▶ [STATED GOAL] Write out the line with "What data populates" and every later line through the end of the data below, exactly as given, with no pictures in the copy.

▶ [LISTED ENTRIES]

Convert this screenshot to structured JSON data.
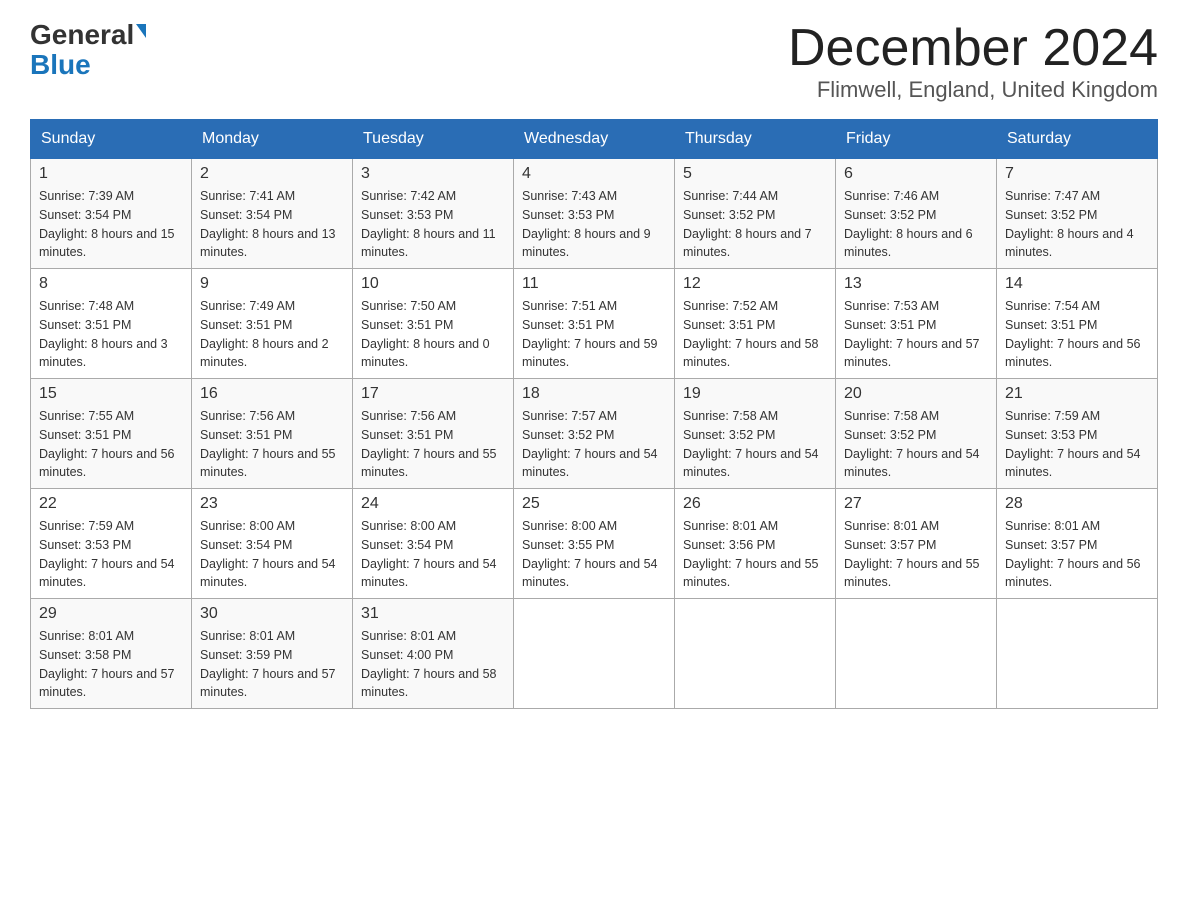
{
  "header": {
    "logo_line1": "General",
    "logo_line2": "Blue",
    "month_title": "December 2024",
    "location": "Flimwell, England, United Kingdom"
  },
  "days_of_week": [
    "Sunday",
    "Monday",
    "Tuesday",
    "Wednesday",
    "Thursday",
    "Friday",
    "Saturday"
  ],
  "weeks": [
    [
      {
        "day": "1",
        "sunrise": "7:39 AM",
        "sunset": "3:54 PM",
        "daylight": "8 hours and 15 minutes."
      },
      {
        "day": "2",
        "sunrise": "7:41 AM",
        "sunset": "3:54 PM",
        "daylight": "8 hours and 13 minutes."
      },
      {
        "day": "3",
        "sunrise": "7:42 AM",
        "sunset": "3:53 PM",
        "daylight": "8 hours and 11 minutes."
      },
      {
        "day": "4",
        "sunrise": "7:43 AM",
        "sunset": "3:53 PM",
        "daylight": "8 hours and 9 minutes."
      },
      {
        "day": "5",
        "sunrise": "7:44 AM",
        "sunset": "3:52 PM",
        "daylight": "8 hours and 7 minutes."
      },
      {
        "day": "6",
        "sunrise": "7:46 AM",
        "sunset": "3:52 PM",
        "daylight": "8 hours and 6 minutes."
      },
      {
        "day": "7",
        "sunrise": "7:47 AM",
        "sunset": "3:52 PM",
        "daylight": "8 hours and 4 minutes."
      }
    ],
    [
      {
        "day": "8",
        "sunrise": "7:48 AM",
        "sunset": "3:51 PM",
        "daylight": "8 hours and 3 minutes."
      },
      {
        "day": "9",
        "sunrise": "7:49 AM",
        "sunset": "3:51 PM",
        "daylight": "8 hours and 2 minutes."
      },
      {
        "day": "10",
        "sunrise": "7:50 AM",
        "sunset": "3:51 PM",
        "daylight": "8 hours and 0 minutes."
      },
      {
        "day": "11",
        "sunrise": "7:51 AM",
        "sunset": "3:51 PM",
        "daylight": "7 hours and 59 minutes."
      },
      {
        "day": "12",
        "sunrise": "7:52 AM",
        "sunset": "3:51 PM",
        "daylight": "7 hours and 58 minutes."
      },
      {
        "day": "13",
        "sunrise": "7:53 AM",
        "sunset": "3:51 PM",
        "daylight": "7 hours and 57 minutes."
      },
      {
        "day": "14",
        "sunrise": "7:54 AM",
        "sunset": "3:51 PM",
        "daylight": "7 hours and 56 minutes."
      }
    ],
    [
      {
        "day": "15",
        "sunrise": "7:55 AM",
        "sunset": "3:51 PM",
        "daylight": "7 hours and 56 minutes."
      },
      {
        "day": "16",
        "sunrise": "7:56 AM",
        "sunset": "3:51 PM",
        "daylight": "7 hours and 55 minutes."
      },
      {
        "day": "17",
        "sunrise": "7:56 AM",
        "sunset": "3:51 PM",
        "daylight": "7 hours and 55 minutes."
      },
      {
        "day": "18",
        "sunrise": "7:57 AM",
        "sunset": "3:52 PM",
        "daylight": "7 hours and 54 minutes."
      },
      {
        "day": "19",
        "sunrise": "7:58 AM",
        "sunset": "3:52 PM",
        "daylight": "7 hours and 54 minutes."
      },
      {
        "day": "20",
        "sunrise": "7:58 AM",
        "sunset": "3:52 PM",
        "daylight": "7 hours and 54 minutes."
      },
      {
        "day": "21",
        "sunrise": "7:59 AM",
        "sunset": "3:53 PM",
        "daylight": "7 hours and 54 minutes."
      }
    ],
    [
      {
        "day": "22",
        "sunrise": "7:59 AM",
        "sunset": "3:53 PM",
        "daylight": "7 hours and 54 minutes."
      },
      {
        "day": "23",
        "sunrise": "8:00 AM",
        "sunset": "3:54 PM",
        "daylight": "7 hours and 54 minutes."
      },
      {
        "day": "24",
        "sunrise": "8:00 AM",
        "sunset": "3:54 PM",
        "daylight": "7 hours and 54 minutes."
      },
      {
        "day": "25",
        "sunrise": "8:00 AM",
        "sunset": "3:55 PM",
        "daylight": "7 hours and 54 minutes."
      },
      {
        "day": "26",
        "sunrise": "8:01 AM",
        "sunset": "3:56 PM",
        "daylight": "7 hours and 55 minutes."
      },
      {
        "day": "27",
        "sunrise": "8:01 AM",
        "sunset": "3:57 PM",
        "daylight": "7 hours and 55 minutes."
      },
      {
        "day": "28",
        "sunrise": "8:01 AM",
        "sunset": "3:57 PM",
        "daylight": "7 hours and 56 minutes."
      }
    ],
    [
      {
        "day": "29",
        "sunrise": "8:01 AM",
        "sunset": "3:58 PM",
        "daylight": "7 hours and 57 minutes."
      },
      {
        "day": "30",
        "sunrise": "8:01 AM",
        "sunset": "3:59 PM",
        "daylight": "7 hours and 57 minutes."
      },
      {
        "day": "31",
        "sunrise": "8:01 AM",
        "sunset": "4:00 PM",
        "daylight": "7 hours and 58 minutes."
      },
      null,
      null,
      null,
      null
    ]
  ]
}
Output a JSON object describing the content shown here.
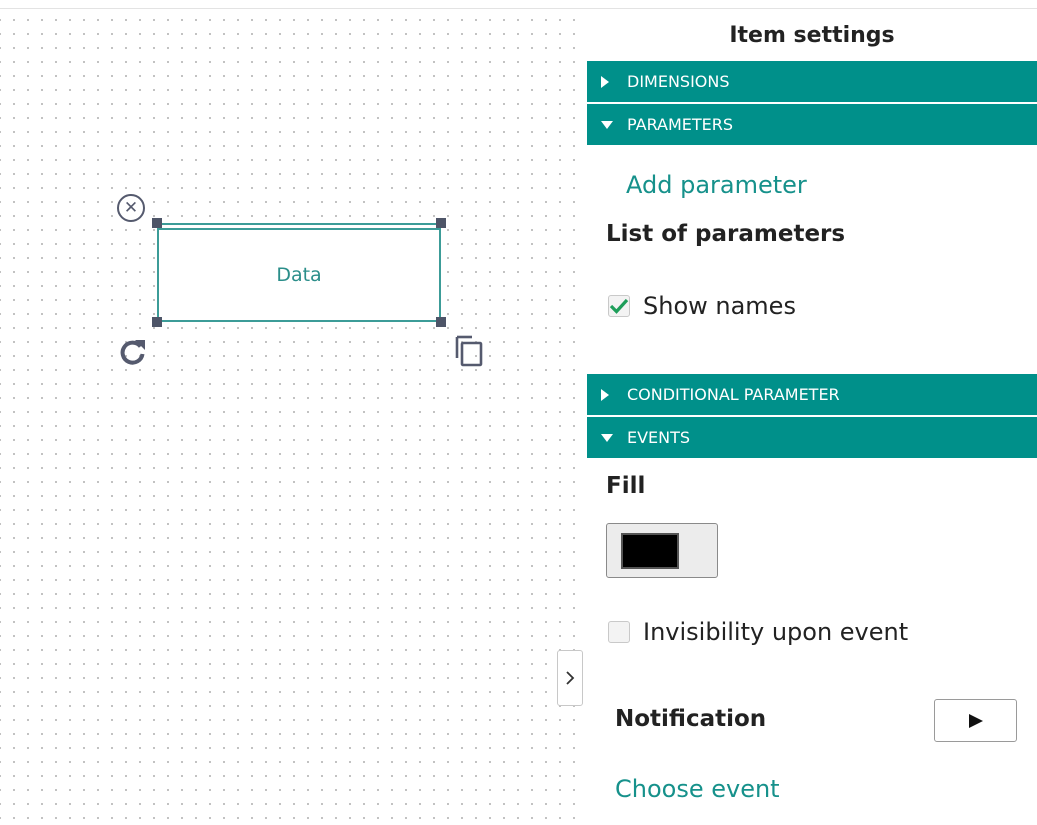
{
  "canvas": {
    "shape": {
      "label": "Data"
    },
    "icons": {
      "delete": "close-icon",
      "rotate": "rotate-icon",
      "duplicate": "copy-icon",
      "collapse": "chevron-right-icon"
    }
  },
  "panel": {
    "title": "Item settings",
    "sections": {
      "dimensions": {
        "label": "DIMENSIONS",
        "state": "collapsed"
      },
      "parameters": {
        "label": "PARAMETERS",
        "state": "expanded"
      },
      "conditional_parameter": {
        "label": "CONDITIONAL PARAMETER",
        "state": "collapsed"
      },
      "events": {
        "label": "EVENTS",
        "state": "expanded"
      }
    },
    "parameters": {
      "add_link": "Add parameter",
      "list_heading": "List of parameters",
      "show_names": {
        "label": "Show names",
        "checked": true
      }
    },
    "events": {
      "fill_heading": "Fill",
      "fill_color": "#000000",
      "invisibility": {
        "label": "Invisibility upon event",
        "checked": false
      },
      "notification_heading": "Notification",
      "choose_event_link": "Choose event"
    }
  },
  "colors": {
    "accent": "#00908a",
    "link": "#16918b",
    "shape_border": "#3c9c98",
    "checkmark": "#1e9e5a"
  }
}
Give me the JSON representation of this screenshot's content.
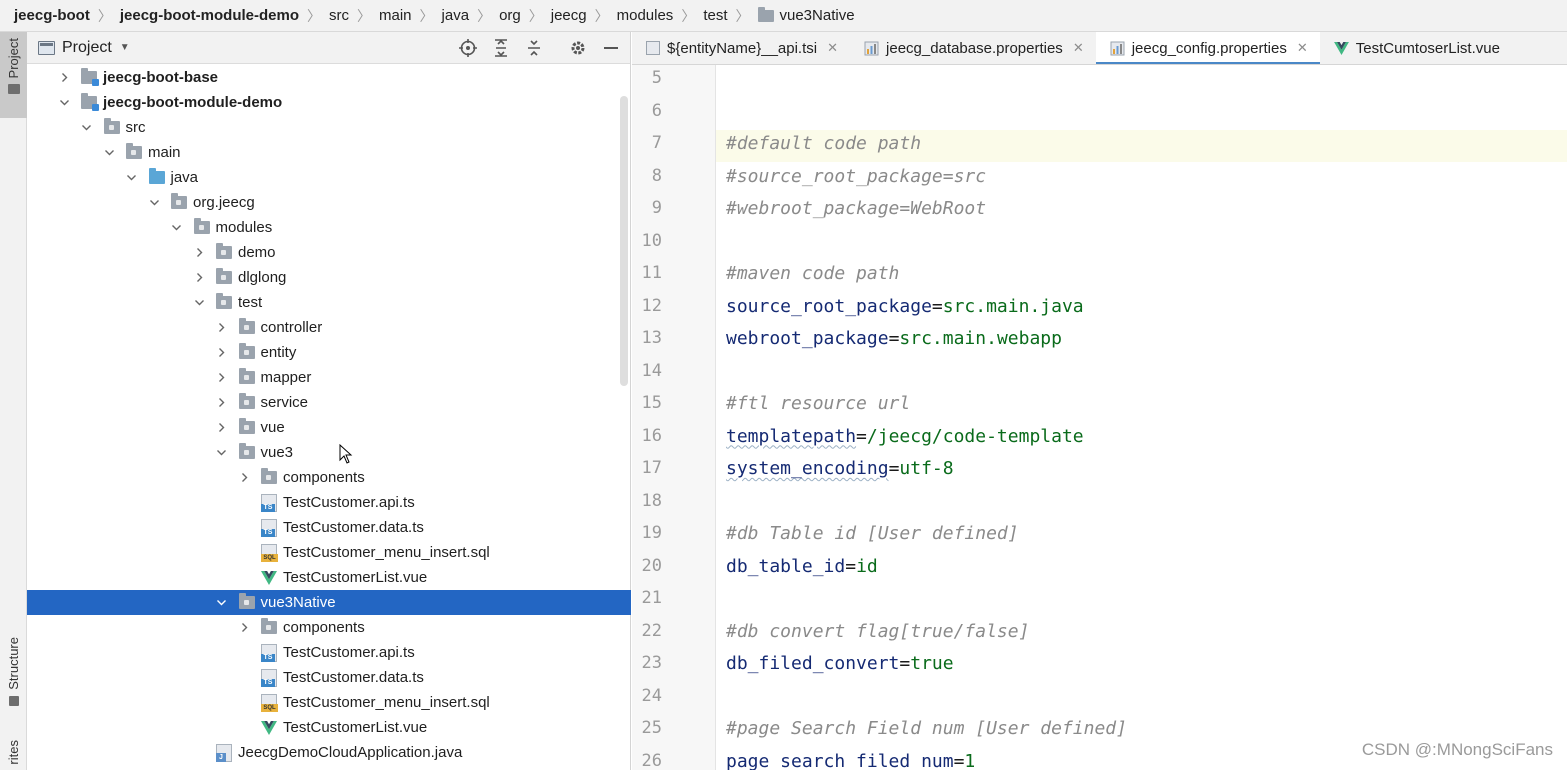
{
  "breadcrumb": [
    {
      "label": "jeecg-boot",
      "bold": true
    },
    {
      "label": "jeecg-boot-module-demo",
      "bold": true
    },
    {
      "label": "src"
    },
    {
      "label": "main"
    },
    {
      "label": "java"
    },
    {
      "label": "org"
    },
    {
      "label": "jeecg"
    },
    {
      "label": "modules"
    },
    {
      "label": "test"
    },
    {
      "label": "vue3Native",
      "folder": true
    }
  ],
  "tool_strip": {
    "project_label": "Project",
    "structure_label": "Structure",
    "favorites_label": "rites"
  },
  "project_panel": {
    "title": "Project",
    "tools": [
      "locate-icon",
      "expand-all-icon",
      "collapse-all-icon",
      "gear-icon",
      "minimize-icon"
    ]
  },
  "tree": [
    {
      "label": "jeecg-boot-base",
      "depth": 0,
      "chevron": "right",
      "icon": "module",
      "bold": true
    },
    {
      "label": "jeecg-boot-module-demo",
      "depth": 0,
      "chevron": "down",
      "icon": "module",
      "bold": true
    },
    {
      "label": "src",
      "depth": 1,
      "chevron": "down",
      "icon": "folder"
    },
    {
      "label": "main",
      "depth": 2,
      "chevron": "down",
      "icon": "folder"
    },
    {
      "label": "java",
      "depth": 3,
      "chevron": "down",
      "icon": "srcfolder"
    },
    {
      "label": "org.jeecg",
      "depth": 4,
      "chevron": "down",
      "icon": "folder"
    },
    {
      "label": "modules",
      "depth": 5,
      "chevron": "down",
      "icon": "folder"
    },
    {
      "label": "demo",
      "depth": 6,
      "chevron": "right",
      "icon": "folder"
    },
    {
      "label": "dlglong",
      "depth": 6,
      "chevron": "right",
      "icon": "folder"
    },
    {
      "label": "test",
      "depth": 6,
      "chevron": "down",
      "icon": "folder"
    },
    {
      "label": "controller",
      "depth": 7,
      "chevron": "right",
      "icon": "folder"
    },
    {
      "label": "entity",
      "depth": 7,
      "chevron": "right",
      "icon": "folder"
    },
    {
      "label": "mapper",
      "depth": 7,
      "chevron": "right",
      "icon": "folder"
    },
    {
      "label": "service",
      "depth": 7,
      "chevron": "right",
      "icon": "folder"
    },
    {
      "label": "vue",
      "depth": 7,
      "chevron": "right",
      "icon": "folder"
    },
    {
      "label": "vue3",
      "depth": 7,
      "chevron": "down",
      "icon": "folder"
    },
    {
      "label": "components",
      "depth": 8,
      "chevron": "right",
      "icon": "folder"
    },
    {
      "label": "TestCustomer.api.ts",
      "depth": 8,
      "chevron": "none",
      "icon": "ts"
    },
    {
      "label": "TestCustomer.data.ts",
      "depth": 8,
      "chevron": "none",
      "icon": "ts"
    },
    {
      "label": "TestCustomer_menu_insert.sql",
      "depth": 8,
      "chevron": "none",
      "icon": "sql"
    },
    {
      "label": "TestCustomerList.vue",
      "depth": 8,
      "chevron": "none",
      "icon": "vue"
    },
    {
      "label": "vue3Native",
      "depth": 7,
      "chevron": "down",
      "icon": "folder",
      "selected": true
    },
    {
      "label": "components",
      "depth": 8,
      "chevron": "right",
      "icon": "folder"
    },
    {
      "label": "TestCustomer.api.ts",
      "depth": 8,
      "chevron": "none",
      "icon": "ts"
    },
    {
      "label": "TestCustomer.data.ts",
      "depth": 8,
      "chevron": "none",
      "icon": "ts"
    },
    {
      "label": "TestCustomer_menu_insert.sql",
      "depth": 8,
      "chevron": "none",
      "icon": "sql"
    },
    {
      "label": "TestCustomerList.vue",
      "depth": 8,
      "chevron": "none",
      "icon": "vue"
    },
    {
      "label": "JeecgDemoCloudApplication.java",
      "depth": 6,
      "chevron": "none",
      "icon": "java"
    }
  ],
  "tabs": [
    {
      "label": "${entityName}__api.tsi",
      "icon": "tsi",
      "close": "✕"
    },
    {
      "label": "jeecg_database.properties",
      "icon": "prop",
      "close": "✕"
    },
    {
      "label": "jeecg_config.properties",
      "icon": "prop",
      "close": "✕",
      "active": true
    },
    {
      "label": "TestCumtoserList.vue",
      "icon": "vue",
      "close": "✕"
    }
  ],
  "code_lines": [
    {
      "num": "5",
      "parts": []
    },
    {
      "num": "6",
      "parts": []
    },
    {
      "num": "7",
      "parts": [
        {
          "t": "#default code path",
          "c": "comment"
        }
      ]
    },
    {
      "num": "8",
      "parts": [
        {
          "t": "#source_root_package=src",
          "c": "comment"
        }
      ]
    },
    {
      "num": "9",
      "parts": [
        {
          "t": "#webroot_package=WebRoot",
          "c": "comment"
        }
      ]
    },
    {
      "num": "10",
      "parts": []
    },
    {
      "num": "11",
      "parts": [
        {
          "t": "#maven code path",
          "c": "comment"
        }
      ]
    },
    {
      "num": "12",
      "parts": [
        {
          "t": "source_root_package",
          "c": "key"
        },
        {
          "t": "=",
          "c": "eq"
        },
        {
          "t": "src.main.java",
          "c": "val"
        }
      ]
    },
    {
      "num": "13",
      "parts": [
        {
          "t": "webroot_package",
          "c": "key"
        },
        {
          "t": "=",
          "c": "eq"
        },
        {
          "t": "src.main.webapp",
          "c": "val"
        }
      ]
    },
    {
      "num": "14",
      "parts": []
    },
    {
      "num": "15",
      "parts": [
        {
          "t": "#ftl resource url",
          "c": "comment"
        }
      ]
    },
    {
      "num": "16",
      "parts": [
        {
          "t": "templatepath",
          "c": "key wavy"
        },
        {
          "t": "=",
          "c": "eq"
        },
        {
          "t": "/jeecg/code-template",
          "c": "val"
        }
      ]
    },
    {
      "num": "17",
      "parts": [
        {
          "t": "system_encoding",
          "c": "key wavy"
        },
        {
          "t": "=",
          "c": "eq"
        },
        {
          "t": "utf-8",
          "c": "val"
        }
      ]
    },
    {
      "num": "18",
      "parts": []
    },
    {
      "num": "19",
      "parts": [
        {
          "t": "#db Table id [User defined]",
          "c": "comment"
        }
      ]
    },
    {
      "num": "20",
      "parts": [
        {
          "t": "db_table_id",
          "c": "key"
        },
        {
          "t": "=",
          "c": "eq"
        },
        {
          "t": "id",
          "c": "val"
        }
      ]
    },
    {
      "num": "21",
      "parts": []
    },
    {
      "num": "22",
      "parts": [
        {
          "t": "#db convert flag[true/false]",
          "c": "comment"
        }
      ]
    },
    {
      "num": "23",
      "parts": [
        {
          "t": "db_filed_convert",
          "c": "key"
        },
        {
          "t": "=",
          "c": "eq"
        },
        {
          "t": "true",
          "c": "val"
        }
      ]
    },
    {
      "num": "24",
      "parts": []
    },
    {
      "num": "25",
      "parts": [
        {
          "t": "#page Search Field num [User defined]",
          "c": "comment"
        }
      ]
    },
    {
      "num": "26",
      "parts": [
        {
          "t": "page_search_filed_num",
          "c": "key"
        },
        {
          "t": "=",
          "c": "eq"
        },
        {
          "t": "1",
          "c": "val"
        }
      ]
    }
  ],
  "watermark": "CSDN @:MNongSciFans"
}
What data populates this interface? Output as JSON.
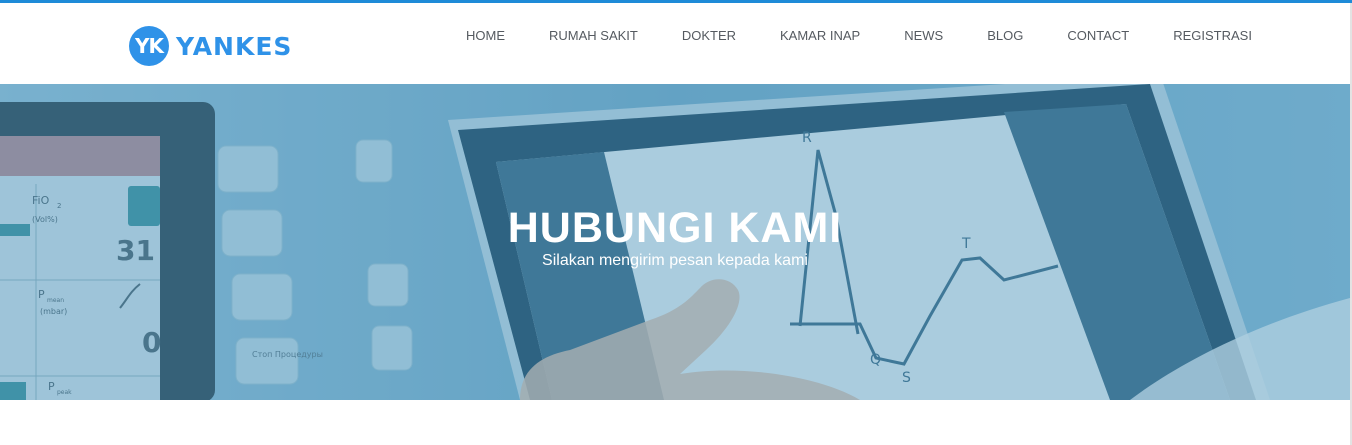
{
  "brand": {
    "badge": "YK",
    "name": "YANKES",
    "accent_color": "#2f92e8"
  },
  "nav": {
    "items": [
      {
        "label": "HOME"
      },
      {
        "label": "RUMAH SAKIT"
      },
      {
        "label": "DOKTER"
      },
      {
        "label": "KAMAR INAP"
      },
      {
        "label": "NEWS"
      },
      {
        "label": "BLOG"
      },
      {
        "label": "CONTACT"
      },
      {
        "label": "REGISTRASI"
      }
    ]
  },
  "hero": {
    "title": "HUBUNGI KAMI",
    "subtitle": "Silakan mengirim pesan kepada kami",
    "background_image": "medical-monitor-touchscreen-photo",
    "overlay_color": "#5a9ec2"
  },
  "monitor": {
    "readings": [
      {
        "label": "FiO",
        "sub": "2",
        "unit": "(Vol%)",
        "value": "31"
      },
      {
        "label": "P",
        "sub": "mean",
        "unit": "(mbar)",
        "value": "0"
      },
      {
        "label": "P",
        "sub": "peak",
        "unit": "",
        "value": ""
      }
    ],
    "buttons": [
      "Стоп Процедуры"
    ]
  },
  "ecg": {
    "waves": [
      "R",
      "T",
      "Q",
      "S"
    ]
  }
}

▶ [EXERCISE OUTPUT]
What data populates this interface? Output as JSON.
{
  "brand": {
    "badge": "YK",
    "name": "YANKES",
    "accent_color": "#2f92e8"
  },
  "nav": {
    "items": [
      {
        "label": "HOME"
      },
      {
        "label": "RUMAH SAKIT"
      },
      {
        "label": "DOKTER"
      },
      {
        "label": "KAMAR INAP"
      },
      {
        "label": "NEWS"
      },
      {
        "label": "BLOG"
      },
      {
        "label": "CONTACT"
      },
      {
        "label": "REGISTRASI"
      }
    ]
  },
  "hero": {
    "title": "HUBUNGI KAMI",
    "subtitle": "Silakan mengirim pesan kepada kami",
    "background_image": "medical-monitor-touchscreen-photo",
    "overlay_color": "#5a9ec2"
  },
  "monitor": {
    "readings": [
      {
        "label": "FiO",
        "sub": "2",
        "unit": "(Vol%)",
        "value": "31"
      },
      {
        "label": "P",
        "sub": "mean",
        "unit": "(mbar)",
        "value": "0"
      },
      {
        "label": "P",
        "sub": "peak",
        "unit": "",
        "value": ""
      }
    ],
    "buttons": [
      "Стоп Процедуры"
    ]
  },
  "ecg": {
    "waves": [
      "R",
      "T",
      "Q",
      "S"
    ]
  }
}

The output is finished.